◆ **Data entries**:
[start]

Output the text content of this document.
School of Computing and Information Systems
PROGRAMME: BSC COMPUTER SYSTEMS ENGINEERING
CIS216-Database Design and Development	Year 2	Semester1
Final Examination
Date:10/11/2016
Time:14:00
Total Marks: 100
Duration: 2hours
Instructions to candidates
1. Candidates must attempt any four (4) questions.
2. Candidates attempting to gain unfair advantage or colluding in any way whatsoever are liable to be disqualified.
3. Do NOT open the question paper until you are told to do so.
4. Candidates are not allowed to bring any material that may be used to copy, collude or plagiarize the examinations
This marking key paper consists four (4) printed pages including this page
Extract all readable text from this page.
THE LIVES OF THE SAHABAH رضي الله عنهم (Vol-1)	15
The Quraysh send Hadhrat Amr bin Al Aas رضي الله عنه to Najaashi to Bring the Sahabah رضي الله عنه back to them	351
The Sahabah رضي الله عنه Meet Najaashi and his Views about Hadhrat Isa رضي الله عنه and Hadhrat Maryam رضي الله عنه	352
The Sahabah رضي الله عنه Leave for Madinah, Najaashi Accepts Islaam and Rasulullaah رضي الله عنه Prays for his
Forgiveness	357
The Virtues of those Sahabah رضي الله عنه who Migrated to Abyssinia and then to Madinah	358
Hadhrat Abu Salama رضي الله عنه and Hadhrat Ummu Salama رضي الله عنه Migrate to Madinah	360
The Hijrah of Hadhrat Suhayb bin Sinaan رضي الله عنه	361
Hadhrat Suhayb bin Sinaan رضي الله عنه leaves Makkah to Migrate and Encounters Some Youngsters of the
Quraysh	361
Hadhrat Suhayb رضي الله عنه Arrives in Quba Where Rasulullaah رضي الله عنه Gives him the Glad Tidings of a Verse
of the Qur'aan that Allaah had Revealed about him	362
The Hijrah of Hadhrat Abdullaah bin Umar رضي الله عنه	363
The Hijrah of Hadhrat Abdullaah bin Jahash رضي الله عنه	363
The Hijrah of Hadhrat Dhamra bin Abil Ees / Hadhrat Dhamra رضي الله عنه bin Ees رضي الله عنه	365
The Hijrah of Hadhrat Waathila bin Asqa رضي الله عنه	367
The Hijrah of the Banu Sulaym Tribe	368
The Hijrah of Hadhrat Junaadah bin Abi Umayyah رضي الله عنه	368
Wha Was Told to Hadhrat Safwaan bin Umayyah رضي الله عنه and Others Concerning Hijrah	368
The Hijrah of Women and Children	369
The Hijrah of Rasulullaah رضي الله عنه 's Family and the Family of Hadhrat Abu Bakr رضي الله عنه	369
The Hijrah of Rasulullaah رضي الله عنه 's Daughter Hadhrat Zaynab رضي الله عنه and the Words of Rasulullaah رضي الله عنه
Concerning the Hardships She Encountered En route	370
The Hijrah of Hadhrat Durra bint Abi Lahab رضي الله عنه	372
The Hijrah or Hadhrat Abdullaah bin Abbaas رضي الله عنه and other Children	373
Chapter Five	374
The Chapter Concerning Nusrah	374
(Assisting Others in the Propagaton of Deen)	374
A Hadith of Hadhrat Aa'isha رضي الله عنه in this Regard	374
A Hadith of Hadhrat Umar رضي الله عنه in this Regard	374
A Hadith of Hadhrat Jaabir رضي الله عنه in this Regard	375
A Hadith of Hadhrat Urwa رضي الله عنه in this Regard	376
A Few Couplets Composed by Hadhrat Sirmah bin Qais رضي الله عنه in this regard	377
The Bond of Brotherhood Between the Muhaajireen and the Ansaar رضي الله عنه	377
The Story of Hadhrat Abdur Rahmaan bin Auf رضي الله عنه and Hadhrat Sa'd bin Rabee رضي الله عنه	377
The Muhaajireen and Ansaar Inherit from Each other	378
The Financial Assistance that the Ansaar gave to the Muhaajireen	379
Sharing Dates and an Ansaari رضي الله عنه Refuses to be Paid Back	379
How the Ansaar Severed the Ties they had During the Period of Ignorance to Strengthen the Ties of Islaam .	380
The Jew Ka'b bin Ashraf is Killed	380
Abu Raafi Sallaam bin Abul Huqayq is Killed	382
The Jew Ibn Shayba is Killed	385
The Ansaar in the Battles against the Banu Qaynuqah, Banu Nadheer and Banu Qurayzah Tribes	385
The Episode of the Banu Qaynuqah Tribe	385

[end]

◆ **Task objective**: Output all of the data again, exactly.

◆ **Exercise response**:
Output the text content of this document.
School of Computing and Information Systems
PROGRAMME: BSC COMPUTER SYSTEMS ENGINEERING
CIS216-Database Design and Development	Year 2	Semester1
Final Examination
Date:10/11/2016
Time:14:00
Total Marks: 100
Duration: 2hours
Instructions to candidates
1. Candidates must attempt any four (4) questions.
2. Candidates attempting to gain unfair advantage or colluding in any way whatsoever are liable to be disqualified.
3. Do NOT open the question paper until you are told to do so.
4. Candidates are not allowed to bring any material that may be used to copy, collude or plagiarize the examinations
This marking key paper consists four (4) printed pages including this page
Extract all readable text from this page.
THE LIVES OF THE SAHABAH رضي الله عنهم (Vol-1)	15
The Quraysh send Hadhrat Amr bin Al Aas رضي الله عنه to Najaashi to Bring the Sahabah رضي الله عنه back to them	351
The Sahabah رضي الله عنه Meet Najaashi and his Views about Hadhrat Isa رضي الله عنه and Hadhrat Maryam رضي الله عنه	352
The Sahabah رضي الله عنه Leave for Madinah, Najaashi Accepts Islaam and Rasulullaah رضي الله عنه Prays for his
Forgiveness	357
The Virtues of those Sahabah رضي الله عنه who Migrated to Abyssinia and then to Madinah	358
Hadhrat Abu Salama رضي الله عنه and Hadhrat Ummu Salama رضي الله عنه Migrate to Madinah	360
The Hijrah of Hadhrat Suhayb bin Sinaan رضي الله عنه	361
Hadhrat Suhayb bin Sinaan رضي الله عنه leaves Makkah to Migrate and Encounters Some Youngsters of the
Quraysh	361
Hadhrat Suhayb رضي الله عنه Arrives in Quba Where Rasulullaah رضي الله عنه Gives him the Glad Tidings of a Verse
of the Qur'aan that Allaah had Revealed about him	362
The Hijrah of Hadhrat Abdullaah bin Umar رضي الله عنه	363
The Hijrah of Hadhrat Abdullaah bin Jahash رضي الله عنه	363
The Hijrah of Hadhrat Dhamra bin Abil Ees / Hadhrat Dhamra رضي الله عنه bin Ees رضي الله عنه	365
The Hijrah of Hadhrat Waathila bin Asqa رضي الله عنه	367
The Hijrah of the Banu Sulaym Tribe	368
The Hijrah of Hadhrat Junaadah bin Abi Umayyah رضي الله عنه	368
Wha Was Told to Hadhrat Safwaan bin Umayyah رضي الله عنه and Others Concerning Hijrah	368
The Hijrah of Women and Children	369
The Hijrah of Rasulullaah رضي الله عنه 's Family and the Family of Hadhrat Abu Bakr رضي الله عنه	369
The Hijrah of Rasulullaah رضي الله عنه 's Daughter Hadhrat Zaynab رضي الله عنه and the Words of Rasulullaah رضي الله عنه
Concerning the Hardships She Encountered En route	370
The Hijrah of Hadhrat Durra bint Abi Lahab رضي الله عنه	372
The Hijrah or Hadhrat Abdullaah bin Abbaas رضي الله عنه and other Children	373
Chapter Five	374
The Chapter Concerning Nusrah	374
(Assisting Others in the Propagaton of Deen)	374
A Hadith of Hadhrat Aa'isha رضي الله عنه in this Regard	374
A Hadith of Hadhrat Umar رضي الله عنه in this Regard	374
A Hadith of Hadhrat Jaabir رضي الله عنه in this Regard	375
A Hadith of Hadhrat Urwa رضي الله عنه in this Regard	376
A Few Couplets Composed by Hadhrat Sirmah bin Qais رضي الله عنه in this regard	377
The Bond of Brotherhood Between the Muhaajireen and the Ansaar رضي الله عنه	377
The Story of Hadhrat Abdur Rahmaan bin Auf رضي الله عنه and Hadhrat Sa'd bin Rabee رضي الله عنه	377
The Muhaajireen and Ansaar Inherit from Each other	378
The Financial Assistance that the Ansaar gave to the Muhaajireen	379
Sharing Dates and an Ansaari رضي الله عنه Refuses to be Paid Back	379
How the Ansaar Severed the Ties they had During the Period of Ignorance to Strengthen the Ties of Islaam .	380
The Jew Ka'b bin Ashraf is Killed	380
Abu Raafi Sallaam bin Abul Huqayq is Killed	382
The Jew Ibn Shayba is Killed	385
The Ansaar in the Battles against the Banu Qaynuqah, Banu Nadheer and Banu Qurayzah Tribes	385
The Episode of the Banu Qaynuqah Tribe	385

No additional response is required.